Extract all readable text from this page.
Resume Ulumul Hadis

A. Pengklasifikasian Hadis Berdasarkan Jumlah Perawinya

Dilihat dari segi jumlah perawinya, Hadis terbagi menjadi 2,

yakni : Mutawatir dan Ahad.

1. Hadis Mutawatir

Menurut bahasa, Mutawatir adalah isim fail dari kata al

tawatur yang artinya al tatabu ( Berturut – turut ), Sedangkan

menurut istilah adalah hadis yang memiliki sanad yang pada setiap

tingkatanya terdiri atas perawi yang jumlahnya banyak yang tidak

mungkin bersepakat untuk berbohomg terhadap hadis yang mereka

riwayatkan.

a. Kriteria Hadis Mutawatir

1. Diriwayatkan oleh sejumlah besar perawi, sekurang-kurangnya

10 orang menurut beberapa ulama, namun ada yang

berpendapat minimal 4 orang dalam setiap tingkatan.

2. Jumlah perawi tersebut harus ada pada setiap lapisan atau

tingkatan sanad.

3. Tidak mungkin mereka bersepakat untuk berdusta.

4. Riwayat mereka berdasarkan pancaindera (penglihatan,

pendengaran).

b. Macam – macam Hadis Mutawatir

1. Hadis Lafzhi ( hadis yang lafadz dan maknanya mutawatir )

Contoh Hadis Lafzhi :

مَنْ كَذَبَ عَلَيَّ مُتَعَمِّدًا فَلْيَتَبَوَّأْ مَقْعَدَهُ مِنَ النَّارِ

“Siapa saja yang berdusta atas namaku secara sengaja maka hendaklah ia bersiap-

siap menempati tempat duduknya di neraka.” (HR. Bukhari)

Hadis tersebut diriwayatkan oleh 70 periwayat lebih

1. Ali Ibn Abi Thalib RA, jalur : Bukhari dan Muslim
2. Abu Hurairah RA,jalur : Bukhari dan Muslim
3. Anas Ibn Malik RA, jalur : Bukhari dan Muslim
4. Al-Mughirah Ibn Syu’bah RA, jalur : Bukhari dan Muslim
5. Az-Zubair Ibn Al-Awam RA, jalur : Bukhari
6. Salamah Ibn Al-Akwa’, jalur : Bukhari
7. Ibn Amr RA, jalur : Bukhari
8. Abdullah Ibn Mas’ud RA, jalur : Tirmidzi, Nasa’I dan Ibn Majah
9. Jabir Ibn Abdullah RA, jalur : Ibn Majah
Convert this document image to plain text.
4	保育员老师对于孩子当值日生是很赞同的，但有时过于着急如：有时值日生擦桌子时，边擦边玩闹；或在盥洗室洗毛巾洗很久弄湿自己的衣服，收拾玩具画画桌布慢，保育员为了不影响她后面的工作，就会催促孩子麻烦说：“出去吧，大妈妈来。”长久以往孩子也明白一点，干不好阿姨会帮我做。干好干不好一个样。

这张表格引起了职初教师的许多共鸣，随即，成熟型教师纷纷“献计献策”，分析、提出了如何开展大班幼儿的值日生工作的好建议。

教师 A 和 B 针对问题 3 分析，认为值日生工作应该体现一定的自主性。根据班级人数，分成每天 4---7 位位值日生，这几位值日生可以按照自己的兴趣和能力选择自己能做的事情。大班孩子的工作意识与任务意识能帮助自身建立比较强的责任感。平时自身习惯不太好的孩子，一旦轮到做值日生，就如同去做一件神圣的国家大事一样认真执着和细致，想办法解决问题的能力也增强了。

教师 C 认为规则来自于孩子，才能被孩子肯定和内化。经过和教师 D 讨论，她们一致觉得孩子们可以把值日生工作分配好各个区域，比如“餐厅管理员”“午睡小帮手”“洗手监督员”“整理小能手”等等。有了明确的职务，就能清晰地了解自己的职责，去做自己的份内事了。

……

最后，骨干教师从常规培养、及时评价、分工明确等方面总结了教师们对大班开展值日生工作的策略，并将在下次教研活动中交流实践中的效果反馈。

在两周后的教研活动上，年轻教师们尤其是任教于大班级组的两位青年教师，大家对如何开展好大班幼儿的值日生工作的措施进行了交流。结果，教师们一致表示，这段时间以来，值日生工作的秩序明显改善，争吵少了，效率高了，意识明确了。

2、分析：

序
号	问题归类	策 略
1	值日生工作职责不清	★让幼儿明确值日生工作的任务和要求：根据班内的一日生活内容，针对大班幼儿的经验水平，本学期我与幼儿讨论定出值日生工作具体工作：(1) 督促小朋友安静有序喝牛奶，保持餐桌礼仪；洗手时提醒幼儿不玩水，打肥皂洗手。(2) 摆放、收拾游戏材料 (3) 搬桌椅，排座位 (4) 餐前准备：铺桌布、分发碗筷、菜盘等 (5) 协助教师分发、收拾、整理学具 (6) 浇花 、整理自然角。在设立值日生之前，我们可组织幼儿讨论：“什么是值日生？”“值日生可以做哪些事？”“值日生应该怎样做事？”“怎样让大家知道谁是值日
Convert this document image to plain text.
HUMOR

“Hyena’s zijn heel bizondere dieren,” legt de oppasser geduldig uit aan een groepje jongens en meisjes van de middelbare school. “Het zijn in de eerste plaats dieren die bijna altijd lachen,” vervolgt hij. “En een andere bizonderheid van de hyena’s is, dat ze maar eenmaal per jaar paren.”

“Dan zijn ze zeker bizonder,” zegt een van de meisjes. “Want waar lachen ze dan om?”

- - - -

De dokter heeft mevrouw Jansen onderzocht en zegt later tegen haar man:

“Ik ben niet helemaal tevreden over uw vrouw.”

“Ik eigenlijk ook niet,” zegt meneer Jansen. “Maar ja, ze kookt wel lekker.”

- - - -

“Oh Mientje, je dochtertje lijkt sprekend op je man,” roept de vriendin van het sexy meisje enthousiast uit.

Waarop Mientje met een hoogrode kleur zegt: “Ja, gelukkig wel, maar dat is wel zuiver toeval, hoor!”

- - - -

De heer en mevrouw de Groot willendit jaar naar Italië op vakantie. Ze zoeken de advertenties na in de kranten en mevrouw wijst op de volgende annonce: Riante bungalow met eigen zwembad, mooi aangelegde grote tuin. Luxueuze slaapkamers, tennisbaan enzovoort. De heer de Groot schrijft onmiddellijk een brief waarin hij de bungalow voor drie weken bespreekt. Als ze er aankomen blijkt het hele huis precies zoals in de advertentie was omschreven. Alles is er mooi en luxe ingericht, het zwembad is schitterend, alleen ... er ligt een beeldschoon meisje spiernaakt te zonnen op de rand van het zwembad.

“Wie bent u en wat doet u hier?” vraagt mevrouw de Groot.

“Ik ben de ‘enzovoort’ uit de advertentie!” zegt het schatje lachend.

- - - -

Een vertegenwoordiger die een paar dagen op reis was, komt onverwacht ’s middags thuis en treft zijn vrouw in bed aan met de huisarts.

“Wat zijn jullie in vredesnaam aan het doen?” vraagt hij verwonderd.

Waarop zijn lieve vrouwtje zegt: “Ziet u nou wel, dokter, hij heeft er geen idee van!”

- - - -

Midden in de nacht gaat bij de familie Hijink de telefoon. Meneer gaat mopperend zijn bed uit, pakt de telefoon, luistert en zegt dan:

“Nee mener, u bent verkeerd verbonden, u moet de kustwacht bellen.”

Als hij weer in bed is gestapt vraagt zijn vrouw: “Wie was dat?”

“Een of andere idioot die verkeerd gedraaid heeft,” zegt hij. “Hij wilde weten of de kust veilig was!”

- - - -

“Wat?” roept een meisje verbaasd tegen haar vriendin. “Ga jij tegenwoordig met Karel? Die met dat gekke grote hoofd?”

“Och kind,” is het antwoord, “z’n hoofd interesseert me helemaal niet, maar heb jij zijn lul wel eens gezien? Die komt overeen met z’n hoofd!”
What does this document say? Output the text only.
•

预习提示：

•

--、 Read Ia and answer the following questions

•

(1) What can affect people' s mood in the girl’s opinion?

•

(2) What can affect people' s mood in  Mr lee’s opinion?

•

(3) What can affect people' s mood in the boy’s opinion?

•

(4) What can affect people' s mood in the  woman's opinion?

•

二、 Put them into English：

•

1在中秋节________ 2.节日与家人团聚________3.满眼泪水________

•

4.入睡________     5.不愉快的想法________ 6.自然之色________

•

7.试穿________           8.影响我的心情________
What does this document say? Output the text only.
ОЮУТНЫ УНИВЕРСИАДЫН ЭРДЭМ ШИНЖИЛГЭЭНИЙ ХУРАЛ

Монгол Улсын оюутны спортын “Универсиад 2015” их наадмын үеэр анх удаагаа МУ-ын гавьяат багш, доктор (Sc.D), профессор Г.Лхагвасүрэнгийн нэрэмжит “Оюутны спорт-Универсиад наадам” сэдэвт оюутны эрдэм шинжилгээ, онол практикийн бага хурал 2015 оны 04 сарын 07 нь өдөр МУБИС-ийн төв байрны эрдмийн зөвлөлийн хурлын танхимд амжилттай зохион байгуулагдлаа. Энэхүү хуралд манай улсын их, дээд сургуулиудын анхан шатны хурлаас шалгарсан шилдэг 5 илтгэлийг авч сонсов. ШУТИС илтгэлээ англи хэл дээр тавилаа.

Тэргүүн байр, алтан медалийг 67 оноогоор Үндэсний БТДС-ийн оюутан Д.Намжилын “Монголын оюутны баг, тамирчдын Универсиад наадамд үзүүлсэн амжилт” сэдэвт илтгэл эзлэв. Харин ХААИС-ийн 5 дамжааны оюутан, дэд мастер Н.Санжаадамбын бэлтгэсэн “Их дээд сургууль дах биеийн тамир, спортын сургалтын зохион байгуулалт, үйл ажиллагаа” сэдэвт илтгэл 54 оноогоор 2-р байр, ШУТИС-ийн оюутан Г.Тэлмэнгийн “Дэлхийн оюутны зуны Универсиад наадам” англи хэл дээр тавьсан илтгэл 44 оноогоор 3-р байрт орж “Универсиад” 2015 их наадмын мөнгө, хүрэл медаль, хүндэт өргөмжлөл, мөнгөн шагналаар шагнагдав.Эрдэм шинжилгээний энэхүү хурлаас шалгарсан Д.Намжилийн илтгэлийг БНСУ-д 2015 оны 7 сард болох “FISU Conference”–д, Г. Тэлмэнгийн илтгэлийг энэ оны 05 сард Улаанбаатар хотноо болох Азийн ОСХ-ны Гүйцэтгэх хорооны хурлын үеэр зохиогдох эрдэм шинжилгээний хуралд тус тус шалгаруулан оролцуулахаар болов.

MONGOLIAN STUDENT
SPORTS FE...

·····

Count every line in the data that contains the word "helemaal", then give that count and nothing else.

_Result of the task:_
2